The task: Return the lines of the records below verbatim, starting at the line containing "tweet-line-1: 貴女の嘘を証明するのは、これ一枚だけで十分でしょう。 —" and ending at the line containing "meta-sep-1: · — [70, 619, 83, 634]", both included.

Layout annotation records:
════════════════════

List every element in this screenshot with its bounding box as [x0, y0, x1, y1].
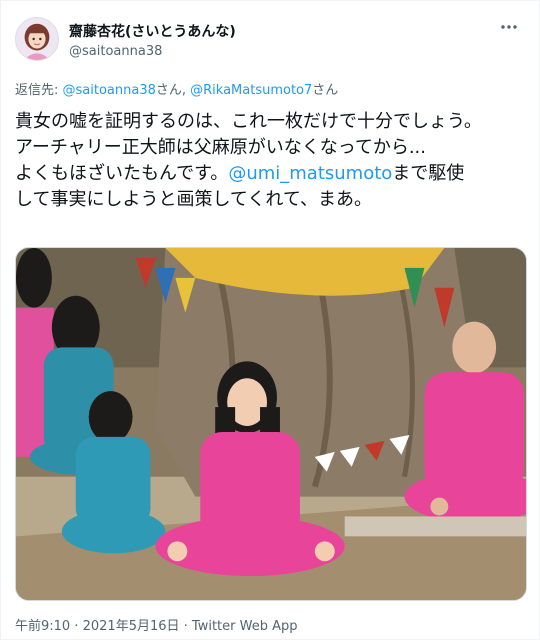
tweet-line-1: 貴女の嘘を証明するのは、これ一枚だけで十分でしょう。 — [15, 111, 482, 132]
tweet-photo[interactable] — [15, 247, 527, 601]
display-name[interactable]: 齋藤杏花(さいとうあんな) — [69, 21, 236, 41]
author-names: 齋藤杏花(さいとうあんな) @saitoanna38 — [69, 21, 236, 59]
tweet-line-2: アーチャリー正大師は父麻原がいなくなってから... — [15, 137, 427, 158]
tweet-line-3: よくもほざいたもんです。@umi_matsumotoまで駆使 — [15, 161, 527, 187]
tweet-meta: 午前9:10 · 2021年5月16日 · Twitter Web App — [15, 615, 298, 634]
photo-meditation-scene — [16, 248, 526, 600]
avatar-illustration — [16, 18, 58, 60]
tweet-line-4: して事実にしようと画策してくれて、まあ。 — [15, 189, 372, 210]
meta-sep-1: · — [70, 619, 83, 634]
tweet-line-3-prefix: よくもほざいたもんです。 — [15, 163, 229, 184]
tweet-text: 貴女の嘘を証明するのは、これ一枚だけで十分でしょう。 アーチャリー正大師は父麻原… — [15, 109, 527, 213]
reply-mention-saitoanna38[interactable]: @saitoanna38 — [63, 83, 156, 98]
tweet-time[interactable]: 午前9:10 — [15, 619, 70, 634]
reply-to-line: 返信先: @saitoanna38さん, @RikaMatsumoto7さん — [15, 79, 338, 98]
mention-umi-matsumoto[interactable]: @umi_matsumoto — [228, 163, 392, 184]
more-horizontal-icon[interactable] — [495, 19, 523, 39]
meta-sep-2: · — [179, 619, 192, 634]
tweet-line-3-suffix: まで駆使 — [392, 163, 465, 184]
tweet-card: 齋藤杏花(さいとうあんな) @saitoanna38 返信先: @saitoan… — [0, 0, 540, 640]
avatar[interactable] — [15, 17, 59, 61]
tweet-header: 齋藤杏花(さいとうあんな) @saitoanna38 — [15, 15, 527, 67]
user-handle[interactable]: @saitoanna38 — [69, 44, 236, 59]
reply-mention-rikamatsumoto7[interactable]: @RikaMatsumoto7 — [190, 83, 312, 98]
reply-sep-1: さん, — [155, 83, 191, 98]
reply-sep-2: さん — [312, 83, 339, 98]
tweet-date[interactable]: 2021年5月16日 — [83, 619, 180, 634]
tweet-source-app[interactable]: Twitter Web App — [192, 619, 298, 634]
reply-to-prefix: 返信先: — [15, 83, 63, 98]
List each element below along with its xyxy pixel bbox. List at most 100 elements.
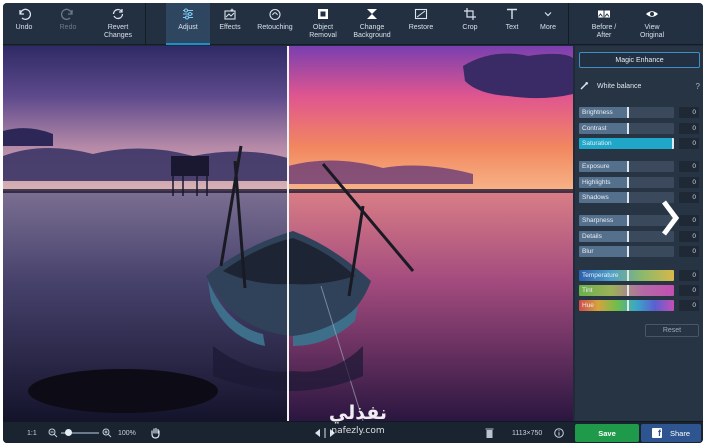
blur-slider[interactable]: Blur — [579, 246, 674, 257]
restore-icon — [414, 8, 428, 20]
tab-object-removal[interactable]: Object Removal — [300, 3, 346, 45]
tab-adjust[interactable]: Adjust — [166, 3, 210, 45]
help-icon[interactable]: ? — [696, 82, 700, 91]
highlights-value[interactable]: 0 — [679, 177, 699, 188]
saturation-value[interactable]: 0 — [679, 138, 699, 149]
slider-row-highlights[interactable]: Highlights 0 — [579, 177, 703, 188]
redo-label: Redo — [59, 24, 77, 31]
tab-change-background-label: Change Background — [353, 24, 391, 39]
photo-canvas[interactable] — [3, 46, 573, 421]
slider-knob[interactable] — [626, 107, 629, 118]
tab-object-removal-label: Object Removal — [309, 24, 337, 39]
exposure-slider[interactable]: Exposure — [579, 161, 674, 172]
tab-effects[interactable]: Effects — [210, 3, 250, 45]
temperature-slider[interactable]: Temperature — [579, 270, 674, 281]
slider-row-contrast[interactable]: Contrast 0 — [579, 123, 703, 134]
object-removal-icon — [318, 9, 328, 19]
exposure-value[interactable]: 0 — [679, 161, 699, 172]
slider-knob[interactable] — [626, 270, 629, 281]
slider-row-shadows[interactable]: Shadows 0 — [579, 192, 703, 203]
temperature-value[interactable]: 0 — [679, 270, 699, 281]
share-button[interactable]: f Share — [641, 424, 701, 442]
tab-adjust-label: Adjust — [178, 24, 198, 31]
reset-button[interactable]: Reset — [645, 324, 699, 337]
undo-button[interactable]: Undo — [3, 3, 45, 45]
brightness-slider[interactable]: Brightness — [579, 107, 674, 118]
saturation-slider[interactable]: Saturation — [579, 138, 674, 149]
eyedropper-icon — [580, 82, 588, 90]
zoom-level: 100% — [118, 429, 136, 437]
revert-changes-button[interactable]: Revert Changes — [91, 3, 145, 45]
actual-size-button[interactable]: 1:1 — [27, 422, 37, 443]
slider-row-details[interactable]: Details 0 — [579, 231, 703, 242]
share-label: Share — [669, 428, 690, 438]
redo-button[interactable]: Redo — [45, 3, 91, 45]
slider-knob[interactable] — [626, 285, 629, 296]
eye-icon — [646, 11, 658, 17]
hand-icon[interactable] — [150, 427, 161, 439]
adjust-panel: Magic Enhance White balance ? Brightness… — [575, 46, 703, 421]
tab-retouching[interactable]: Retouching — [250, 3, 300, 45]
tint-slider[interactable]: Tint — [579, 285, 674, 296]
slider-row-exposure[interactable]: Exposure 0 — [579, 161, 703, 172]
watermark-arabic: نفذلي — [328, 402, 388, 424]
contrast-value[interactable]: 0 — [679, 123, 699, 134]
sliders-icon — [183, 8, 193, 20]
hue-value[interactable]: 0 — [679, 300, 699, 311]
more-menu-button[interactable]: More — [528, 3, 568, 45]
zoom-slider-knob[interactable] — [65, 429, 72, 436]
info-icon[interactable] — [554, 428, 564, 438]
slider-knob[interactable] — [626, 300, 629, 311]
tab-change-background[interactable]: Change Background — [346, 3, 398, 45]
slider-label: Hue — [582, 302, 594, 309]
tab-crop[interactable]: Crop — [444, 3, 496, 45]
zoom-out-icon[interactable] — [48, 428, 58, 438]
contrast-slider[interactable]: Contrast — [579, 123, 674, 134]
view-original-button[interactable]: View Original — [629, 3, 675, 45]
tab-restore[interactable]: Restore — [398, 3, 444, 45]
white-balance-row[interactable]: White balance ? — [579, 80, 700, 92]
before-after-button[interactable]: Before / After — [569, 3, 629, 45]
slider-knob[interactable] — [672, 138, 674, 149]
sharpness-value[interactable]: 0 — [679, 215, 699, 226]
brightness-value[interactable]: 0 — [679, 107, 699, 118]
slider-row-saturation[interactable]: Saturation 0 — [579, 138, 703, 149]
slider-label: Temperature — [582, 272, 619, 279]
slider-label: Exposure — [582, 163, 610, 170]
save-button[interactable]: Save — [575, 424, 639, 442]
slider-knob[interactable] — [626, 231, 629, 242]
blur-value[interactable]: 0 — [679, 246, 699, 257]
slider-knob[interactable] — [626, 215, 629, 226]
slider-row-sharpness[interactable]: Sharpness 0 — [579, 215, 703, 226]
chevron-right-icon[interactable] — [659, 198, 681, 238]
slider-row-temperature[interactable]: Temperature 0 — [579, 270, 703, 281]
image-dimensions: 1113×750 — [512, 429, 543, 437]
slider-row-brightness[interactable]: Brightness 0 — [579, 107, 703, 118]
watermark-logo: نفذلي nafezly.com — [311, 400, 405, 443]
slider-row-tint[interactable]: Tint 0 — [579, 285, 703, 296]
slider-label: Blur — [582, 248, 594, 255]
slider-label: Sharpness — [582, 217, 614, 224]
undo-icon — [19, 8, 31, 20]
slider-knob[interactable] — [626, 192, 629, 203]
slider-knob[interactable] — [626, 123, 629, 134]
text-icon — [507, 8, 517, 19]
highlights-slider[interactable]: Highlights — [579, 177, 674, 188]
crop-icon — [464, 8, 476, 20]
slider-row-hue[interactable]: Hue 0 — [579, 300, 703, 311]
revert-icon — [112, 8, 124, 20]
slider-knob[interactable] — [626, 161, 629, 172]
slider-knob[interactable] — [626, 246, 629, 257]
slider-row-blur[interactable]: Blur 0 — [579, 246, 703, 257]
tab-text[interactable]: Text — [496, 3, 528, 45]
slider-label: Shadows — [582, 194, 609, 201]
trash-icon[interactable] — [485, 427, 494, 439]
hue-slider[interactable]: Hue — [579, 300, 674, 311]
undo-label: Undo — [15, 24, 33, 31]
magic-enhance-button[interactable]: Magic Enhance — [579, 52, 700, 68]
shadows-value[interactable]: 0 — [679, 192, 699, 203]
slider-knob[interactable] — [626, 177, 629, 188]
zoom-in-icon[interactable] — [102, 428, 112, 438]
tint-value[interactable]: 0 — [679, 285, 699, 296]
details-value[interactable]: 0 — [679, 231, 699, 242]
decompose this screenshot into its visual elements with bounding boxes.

════════════════════

Final result:
tweet-line-1: 貴女の嘘を証明するのは、これ一枚だけで十分でしょう。 — [15, 111, 482, 132]
tweet-photo[interactable] — [15, 247, 527, 601]
display-name[interactable]: 齋藤杏花(さいとうあんな) — [69, 21, 236, 41]
author-names: 齋藤杏花(さいとうあんな) @saitoanna38 — [69, 21, 236, 59]
tweet-line-2: アーチャリー正大師は父麻原がいなくなってから... — [15, 137, 427, 158]
tweet-line-3: よくもほざいたもんです。@umi_matsumotoまで駆使 — [15, 161, 527, 187]
tweet-meta: 午前9:10 · 2021年5月16日 · Twitter Web App — [15, 615, 298, 634]
photo-meditation-scene — [16, 248, 526, 600]
avatar-illustration — [16, 18, 58, 60]
tweet-line-4: して事実にしようと画策してくれて、まあ。 — [15, 189, 372, 210]
meta-sep-1: · — [70, 619, 83, 634]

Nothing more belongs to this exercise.